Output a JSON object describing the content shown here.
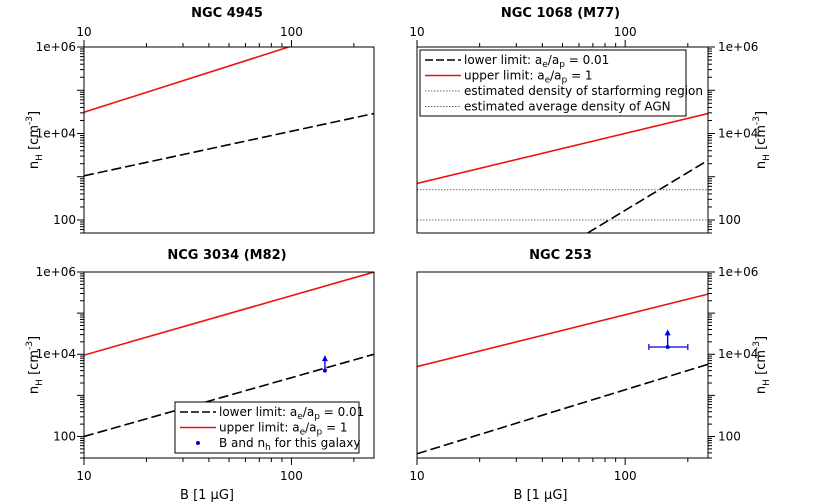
{
  "chart_data": [
    {
      "type": "line",
      "title": "NGC 4945",
      "xscale": "log",
      "yscale": "log",
      "xlim": [
        10,
        250
      ],
      "ylim": [
        50,
        1000000
      ],
      "xticklabels": [
        "10",
        "100"
      ],
      "yticklabels": [
        "100",
        "1e+04",
        "1e+06"
      ],
      "ylabel": "n_H [cm^-3]",
      "xaxis_position": "top",
      "yaxis_position": "left",
      "series": [
        {
          "name": "upper limit: a_e/a_p = 1",
          "color": "#ee1111",
          "dash": "solid",
          "x": [
            10,
            97
          ],
          "y": [
            31000,
            1000000
          ]
        },
        {
          "name": "lower limit: a_e/a_p = 0.01",
          "color": "#000000",
          "dash": "dashed",
          "x": [
            10,
            250
          ],
          "y": [
            1050,
            29000
          ]
        }
      ]
    },
    {
      "type": "line",
      "title": "NGC 1068 (M77)",
      "xscale": "log",
      "yscale": "log",
      "xlim": [
        10,
        250
      ],
      "ylim": [
        50,
        1000000
      ],
      "xticklabels": [
        "10",
        "100"
      ],
      "yticklabels": [
        "100",
        "1e+04",
        "1e+06"
      ],
      "ylabel": "n_H [cm^-3]",
      "xaxis_position": "top",
      "yaxis_position": "right",
      "legend_position": "top",
      "series": [
        {
          "name": "lower limit: a_e/a_p = 0.01",
          "color": "#000000",
          "dash": "dashed",
          "x": [
            66,
            250
          ],
          "y": [
            50,
            2400
          ]
        },
        {
          "name": "upper limit: a_e/a_p = 1",
          "color": "#ee1111",
          "dash": "solid",
          "x": [
            10,
            250
          ],
          "y": [
            700,
            29000
          ]
        },
        {
          "name": "estimated density of starforming region",
          "color": "#666666",
          "dash": "dotted",
          "x": [
            10,
            250
          ],
          "y": [
            500,
            500
          ]
        },
        {
          "name": "estimated average density of AGN",
          "color": "#666666",
          "dash": "dotted",
          "x": [
            10,
            250
          ],
          "y": [
            100,
            100
          ]
        }
      ]
    },
    {
      "type": "line",
      "title": "NCG 3034 (M82)",
      "xscale": "log",
      "yscale": "log",
      "xlim": [
        10,
        250
      ],
      "ylim": [
        30,
        1000000
      ],
      "xticklabels": [
        "10",
        "100"
      ],
      "yticklabels": [
        "100",
        "1e+04",
        "1e+06"
      ],
      "xlabel": "B [1 μG]",
      "ylabel": "n_H [cm^-3]",
      "xaxis_position": "bottom",
      "yaxis_position": "left",
      "legend_position": "bottom-right",
      "series": [
        {
          "name": "lower limit: a_e/a_p = 0.01",
          "color": "#000000",
          "dash": "dashed",
          "x": [
            10,
            250
          ],
          "y": [
            100,
            10000
          ]
        },
        {
          "name": "upper limit: a_e/a_p = 1",
          "color": "#ee1111",
          "dash": "solid",
          "x": [
            10,
            250
          ],
          "y": [
            9500,
            1000000
          ]
        }
      ],
      "points": [
        {
          "name": "B and n_h for this galaxy",
          "color": "#0000dd",
          "x": 145,
          "y": 4000,
          "arrow_up_to": 9000
        }
      ]
    },
    {
      "type": "line",
      "title": "NGC 253",
      "xscale": "log",
      "yscale": "log",
      "xlim": [
        10,
        250
      ],
      "ylim": [
        30,
        1000000
      ],
      "xticklabels": [
        "10",
        "100"
      ],
      "yticklabels": [
        "100",
        "1e+04",
        "1e+06"
      ],
      "xlabel": "B [1 μG]",
      "ylabel": "n_H [cm^-3]",
      "xaxis_position": "bottom",
      "yaxis_position": "right",
      "series": [
        {
          "name": "lower limit: a_e/a_p = 0.01",
          "color": "#000000",
          "dash": "dashed",
          "x": [
            10,
            250
          ],
          "y": [
            38,
            5700
          ]
        },
        {
          "name": "upper limit: a_e/a_p = 1",
          "color": "#ee1111",
          "dash": "solid",
          "x": [
            10,
            250
          ],
          "y": [
            5000,
            290000
          ]
        }
      ],
      "points": [
        {
          "name": "B and n_h for this galaxy",
          "color": "#0000dd",
          "x": 160,
          "y": 15000,
          "xerr": [
            130,
            200
          ],
          "arrow_up_to": 38000
        }
      ]
    }
  ],
  "legends": {
    "ngc1068": [
      {
        "type": "dashed",
        "color": "#000000",
        "label_main": "lower limit: a",
        "sub1": "e",
        "mid": "/a",
        "sub2": "p",
        "tail": " = 0.01"
      },
      {
        "type": "solid",
        "color": "#ee1111",
        "label_main": "upper limit: a",
        "sub1": "e",
        "mid": "/a",
        "sub2": "p",
        "tail": " = 1"
      },
      {
        "type": "dotted",
        "color": "#666666",
        "label": "estimated density of starforming region"
      },
      {
        "type": "dotted",
        "color": "#666666",
        "label": "estimated average density of AGN"
      }
    ],
    "m82": [
      {
        "type": "dashed",
        "color": "#000000",
        "label_main": "lower limit: a",
        "sub1": "e",
        "mid": "/a",
        "sub2": "p",
        "tail": " = 0.01"
      },
      {
        "type": "solid",
        "color": "#ee1111",
        "label_main": "upper limit: a",
        "sub1": "e",
        "mid": "/a",
        "sub2": "p",
        "tail": " = 1"
      },
      {
        "type": "point",
        "color": "#0000dd",
        "label": "B and n",
        "sub1": "h",
        "tail": " for this galaxy"
      }
    ]
  },
  "axis_text": {
    "ylabel_main": "n",
    "ylabel_sub": "H",
    "ylabel_tail": " [cm",
    "ylabel_sup": "-3",
    "ylabel_end": "]",
    "xlabel": "B [1 μG]"
  }
}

> Directions: Select every line of the records holding the string "region".

> Answer below:
          "name": "estimated density of starforming region",
        "label": "estimated density of starforming region"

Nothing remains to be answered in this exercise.